### EXERCISE DETAILS
Select every line containing the word "Distribution" from the material, and copy those lines.

__________________________________________________

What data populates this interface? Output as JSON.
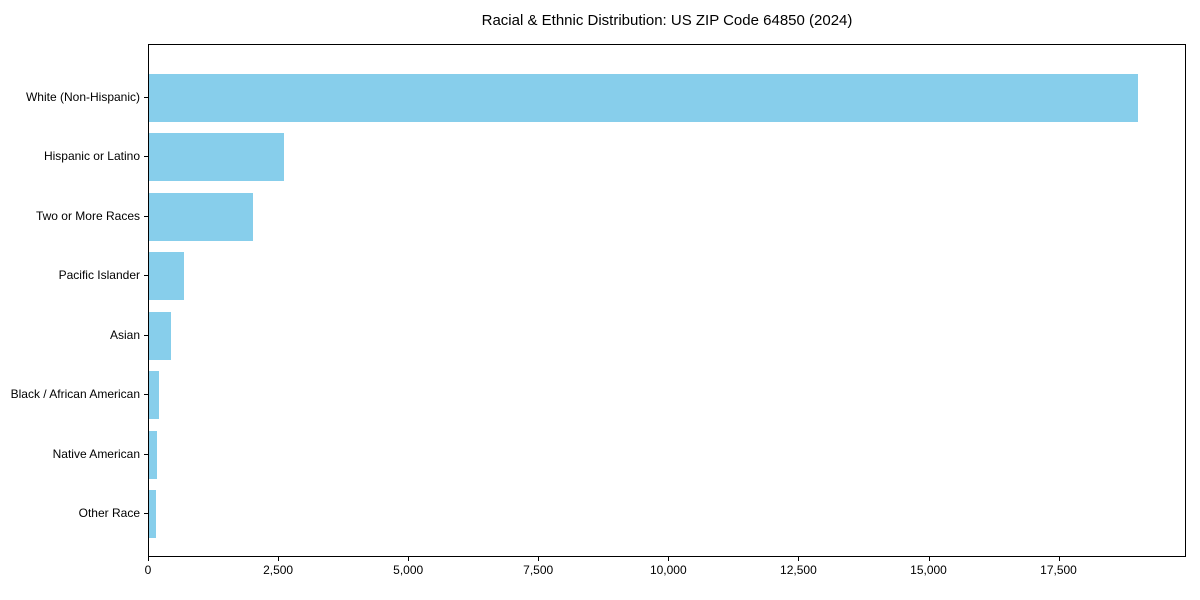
{
  "chart_data": {
    "type": "bar",
    "orientation": "horizontal",
    "title": "Racial & Ethnic Distribution: US ZIP Code 64850 (2024)",
    "categories": [
      "White (Non-Hispanic)",
      "Hispanic or Latino",
      "Two or More Races",
      "Pacific Islander",
      "Asian",
      "Black / African American",
      "Native American",
      "Other Race"
    ],
    "values": [
      19000,
      2590,
      2000,
      680,
      420,
      190,
      160,
      140
    ],
    "bar_color": "#87CEEB",
    "xlabel": "",
    "ylabel": "",
    "xlim": [
      0,
      19950
    ],
    "xticks": [
      0,
      2500,
      5000,
      7500,
      10000,
      12500,
      15000,
      17500
    ],
    "xtick_labels": [
      "0",
      "2,500",
      "5,000",
      "7,500",
      "10,000",
      "12,500",
      "15,000",
      "17,500"
    ],
    "grid": false,
    "legend": null,
    "text_color": "#000000",
    "axis_color": "#000000",
    "background_color": "#ffffff"
  }
}
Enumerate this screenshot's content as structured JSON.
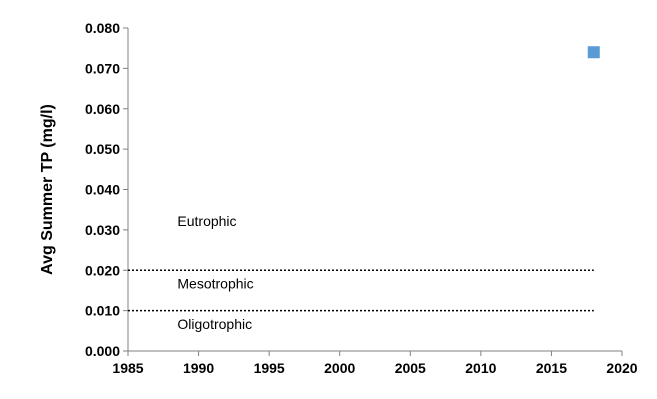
{
  "chart_data": {
    "type": "scatter",
    "title": "",
    "xlabel": "",
    "ylabel": "Avg Summer TP (mg/l)",
    "xlim": [
      1985,
      2020
    ],
    "ylim": [
      0.0,
      0.08
    ],
    "x_ticks": [
      "1985",
      "1990",
      "1995",
      "2000",
      "2005",
      "2010",
      "2015",
      "2020"
    ],
    "y_ticks": [
      "0.000",
      "0.010",
      "0.020",
      "0.030",
      "0.040",
      "0.050",
      "0.060",
      "0.070",
      "0.080"
    ],
    "grid": false,
    "legend": "none",
    "series": [
      {
        "marker": "square",
        "color": "#5b9bd5",
        "points": [
          {
            "x": 2018,
            "y": 0.074
          }
        ]
      }
    ],
    "reference_lines": [
      {
        "y": 0.02,
        "style": "dotted",
        "x_end": 2018
      },
      {
        "y": 0.01,
        "style": "dotted",
        "x_end": 2018
      }
    ],
    "zones": [
      {
        "label": "Eutrophic",
        "x": 1988.5,
        "y": 0.031
      },
      {
        "label": "Mesotrophic",
        "x": 1988.5,
        "y": 0.0155
      },
      {
        "label": "Oligotrophic",
        "x": 1988.5,
        "y": 0.0055
      }
    ]
  }
}
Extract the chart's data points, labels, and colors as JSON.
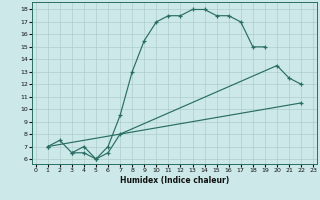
{
  "xlabel": "Humidex (Indice chaleur)",
  "bg_color": "#cce8e8",
  "line_color": "#2a6e62",
  "xlim_min": -0.3,
  "xlim_max": 23.3,
  "ylim_min": 5.6,
  "ylim_max": 18.6,
  "xticks": [
    0,
    1,
    2,
    3,
    4,
    5,
    6,
    7,
    8,
    9,
    10,
    11,
    12,
    13,
    14,
    15,
    16,
    17,
    18,
    19,
    20,
    21,
    22,
    23
  ],
  "yticks": [
    6,
    7,
    8,
    9,
    10,
    11,
    12,
    13,
    14,
    15,
    16,
    17,
    18
  ],
  "line1_x": [
    1,
    2,
    3,
    4,
    5,
    6,
    7,
    8,
    9,
    10,
    11,
    12,
    13,
    14,
    15,
    16,
    17,
    18,
    19
  ],
  "line1_y": [
    7.0,
    7.5,
    6.5,
    7.0,
    6.0,
    7.0,
    9.5,
    13.0,
    15.5,
    17.0,
    17.5,
    17.5,
    18.0,
    18.0,
    17.5,
    17.5,
    17.0,
    15.0,
    15.0
  ],
  "line2_x": [
    3,
    4,
    5,
    6,
    7,
    20,
    21,
    22
  ],
  "line2_y": [
    6.5,
    6.5,
    6.0,
    6.5,
    8.0,
    13.5,
    12.5,
    12.0
  ],
  "line3_x": [
    1,
    22
  ],
  "line3_y": [
    7.0,
    10.5
  ]
}
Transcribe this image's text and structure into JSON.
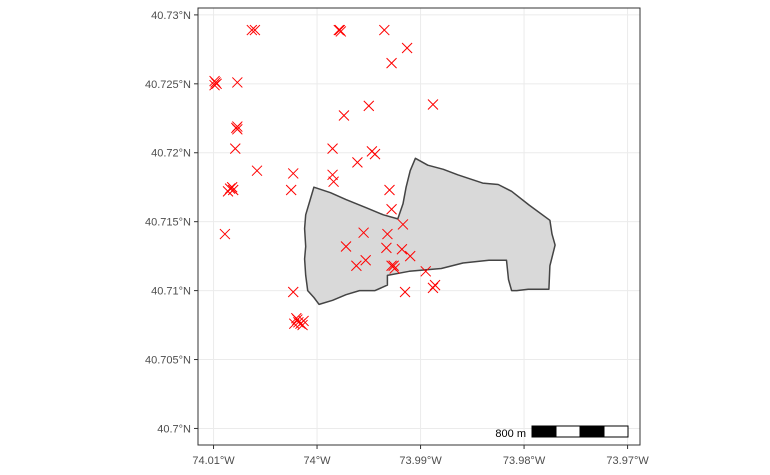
{
  "colors": {
    "grid": "#ebebeb",
    "panel_border": "#333333",
    "polygon_fill": "#d9d9d9",
    "polygon_stroke": "#444444",
    "marker": "#ff0000"
  },
  "chart_data": {
    "type": "scatter",
    "title": "",
    "xlabel": "",
    "ylabel": "",
    "xlim": [
      -74.0115,
      -73.9688
    ],
    "ylim": [
      40.6988,
      40.7305
    ],
    "x_ticks": [
      {
        "value": -74.01,
        "label": "74.01°W"
      },
      {
        "value": -74.0,
        "label": "74°W"
      },
      {
        "value": -73.99,
        "label": "73.99°W"
      },
      {
        "value": -73.98,
        "label": "73.98°W"
      },
      {
        "value": -73.97,
        "label": "73.97°W"
      }
    ],
    "y_ticks": [
      {
        "value": 40.73,
        "label": "40.73°N"
      },
      {
        "value": 40.725,
        "label": "40.725°N"
      },
      {
        "value": 40.72,
        "label": "40.72°N"
      },
      {
        "value": 40.715,
        "label": "40.715°N"
      },
      {
        "value": 40.71,
        "label": "40.71°N"
      },
      {
        "value": 40.705,
        "label": "40.705°N"
      },
      {
        "value": 40.7,
        "label": "40.7°N"
      }
    ],
    "grid": true,
    "polygon": [
      [
        -74.0003,
        40.7175
      ],
      [
        -74.0007,
        40.7165
      ],
      [
        -74.0011,
        40.7155
      ],
      [
        -74.0012,
        40.7145
      ],
      [
        -74.0011,
        40.7132
      ],
      [
        -74.0012,
        40.7123
      ],
      [
        -74.0011,
        40.7111
      ],
      [
        -74.0009,
        40.71
      ],
      [
        -74.0003,
        40.7095
      ],
      [
        -73.9998,
        40.709
      ],
      [
        -73.9985,
        40.7093
      ],
      [
        -73.9972,
        40.7097
      ],
      [
        -73.9959,
        40.71
      ],
      [
        -73.9944,
        40.71
      ],
      [
        -73.9932,
        40.7104
      ],
      [
        -73.9932,
        40.7111
      ],
      [
        -73.9911,
        40.7114
      ],
      [
        -73.988,
        40.7116
      ],
      [
        -73.9859,
        40.712
      ],
      [
        -73.9834,
        40.7122
      ],
      [
        -73.9817,
        40.7122
      ],
      [
        -73.9816,
        40.7115
      ],
      [
        -73.9815,
        40.7108
      ],
      [
        -73.9812,
        40.71
      ],
      [
        -73.9807,
        40.71
      ],
      [
        -73.9796,
        40.7101
      ],
      [
        -73.9776,
        40.7101
      ],
      [
        -73.9775,
        40.7118
      ],
      [
        -73.977,
        40.7133
      ],
      [
        -73.9773,
        40.7141
      ],
      [
        -73.9775,
        40.7151
      ],
      [
        -73.9795,
        40.7162
      ],
      [
        -73.9812,
        40.7172
      ],
      [
        -73.9825,
        40.7177
      ],
      [
        -73.984,
        40.7178
      ],
      [
        -73.9852,
        40.7181
      ],
      [
        -73.9864,
        40.7184
      ],
      [
        -73.9878,
        40.7188
      ],
      [
        -73.9893,
        40.7191
      ],
      [
        -73.9905,
        40.7196
      ],
      [
        -73.991,
        40.7187
      ],
      [
        -73.9914,
        40.7175
      ],
      [
        -73.9917,
        40.7163
      ],
      [
        -73.9922,
        40.7152
      ],
      [
        -73.9936,
        40.7155
      ],
      [
        -73.9952,
        40.716
      ],
      [
        -73.9972,
        40.7166
      ],
      [
        -73.9987,
        40.7171
      ]
    ],
    "points": [
      [
        -74.0098,
        40.7251
      ],
      [
        -74.0099,
        40.7249
      ],
      [
        -74.0097,
        40.725
      ],
      [
        -74.0099,
        40.7252
      ],
      [
        -74.0063,
        40.7289
      ],
      [
        -74.006,
        40.7289
      ],
      [
        -73.9978,
        40.7289
      ],
      [
        -73.9979,
        40.7289
      ],
      [
        -73.9977,
        40.7288
      ],
      [
        -73.9935,
        40.7289
      ],
      [
        -73.9913,
        40.7276
      ],
      [
        -73.9928,
        40.7265
      ],
      [
        -74.0077,
        40.7251
      ],
      [
        -73.9888,
        40.7235
      ],
      [
        -73.995,
        40.7234
      ],
      [
        -73.9974,
        40.7227
      ],
      [
        -74.0077,
        40.7219
      ],
      [
        -74.0078,
        40.7218
      ],
      [
        -74.0077,
        40.7217
      ],
      [
        -74.0079,
        40.7203
      ],
      [
        -73.9985,
        40.7203
      ],
      [
        -73.9947,
        40.7201
      ],
      [
        -73.9944,
        40.7199
      ],
      [
        -73.9961,
        40.7193
      ],
      [
        -74.0058,
        40.7187
      ],
      [
        -74.0023,
        40.7185
      ],
      [
        -73.9985,
        40.7184
      ],
      [
        -73.9984,
        40.7179
      ],
      [
        -74.0082,
        40.7175
      ],
      [
        -74.0086,
        40.7172
      ],
      [
        -74.0084,
        40.7174
      ],
      [
        -74.0081,
        40.7173
      ],
      [
        -74.0025,
        40.7173
      ],
      [
        -73.993,
        40.7173
      ],
      [
        -73.9928,
        40.7159
      ],
      [
        -73.9917,
        40.7148
      ],
      [
        -73.9955,
        40.7142
      ],
      [
        -73.9932,
        40.7141
      ],
      [
        -74.0089,
        40.7141
      ],
      [
        -73.9972,
        40.7132
      ],
      [
        -73.9933,
        40.7131
      ],
      [
        -73.9918,
        40.713
      ],
      [
        -73.991,
        40.7125
      ],
      [
        -73.9953,
        40.7122
      ],
      [
        -73.9962,
        40.7118
      ],
      [
        -73.9928,
        40.7118
      ],
      [
        -73.9925,
        40.7116
      ],
      [
        -73.9926,
        40.7118
      ],
      [
        -73.9895,
        40.7114
      ],
      [
        -73.9886,
        40.7104
      ],
      [
        -73.9888,
        40.7102
      ],
      [
        -73.9915,
        40.7099
      ],
      [
        -74.0023,
        40.7099
      ],
      [
        -74.002,
        40.708
      ],
      [
        -74.0018,
        40.7077
      ],
      [
        -74.0016,
        40.7076
      ],
      [
        -74.0013,
        40.7078
      ],
      [
        -74.0014,
        40.7075
      ],
      [
        -74.0022,
        40.7076
      ],
      [
        -74.0019,
        40.7079
      ]
    ]
  },
  "scale_bar": {
    "label": "800 m",
    "segments": 4
  }
}
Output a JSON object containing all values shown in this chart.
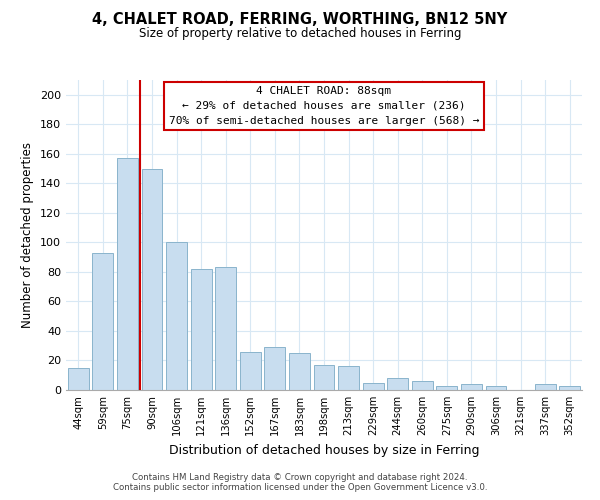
{
  "title": "4, CHALET ROAD, FERRING, WORTHING, BN12 5NY",
  "subtitle": "Size of property relative to detached houses in Ferring",
  "xlabel": "Distribution of detached houses by size in Ferring",
  "ylabel": "Number of detached properties",
  "bar_color": "#c8ddef",
  "bar_edge_color": "#8ab4cc",
  "categories": [
    "44sqm",
    "59sqm",
    "75sqm",
    "90sqm",
    "106sqm",
    "121sqm",
    "136sqm",
    "152sqm",
    "167sqm",
    "183sqm",
    "198sqm",
    "213sqm",
    "229sqm",
    "244sqm",
    "260sqm",
    "275sqm",
    "290sqm",
    "306sqm",
    "321sqm",
    "337sqm",
    "352sqm"
  ],
  "values": [
    15,
    93,
    157,
    150,
    100,
    82,
    83,
    26,
    29,
    25,
    17,
    16,
    5,
    8,
    6,
    3,
    4,
    3,
    0,
    4,
    3
  ],
  "ylim": [
    0,
    210
  ],
  "yticks": [
    0,
    20,
    40,
    60,
    80,
    100,
    120,
    140,
    160,
    180,
    200
  ],
  "vline_x": 3.0,
  "vline_color": "#cc0000",
  "ann_line1": "4 CHALET ROAD: 88sqm",
  "ann_line2": "← 29% of detached houses are smaller (236)",
  "ann_line3": "70% of semi-detached houses are larger (568) →",
  "footer1": "Contains HM Land Registry data © Crown copyright and database right 2024.",
  "footer2": "Contains public sector information licensed under the Open Government Licence v3.0.",
  "background_color": "#ffffff",
  "grid_color": "#d8e8f4"
}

__________________________________________________

### ANSWER TO THE PROBLEM
    "title": "Racial & Ethnic Distribution: US ZIP Code 64850 (2024)",
  "xlabel": "Distribution of detached houses by size in Ferring",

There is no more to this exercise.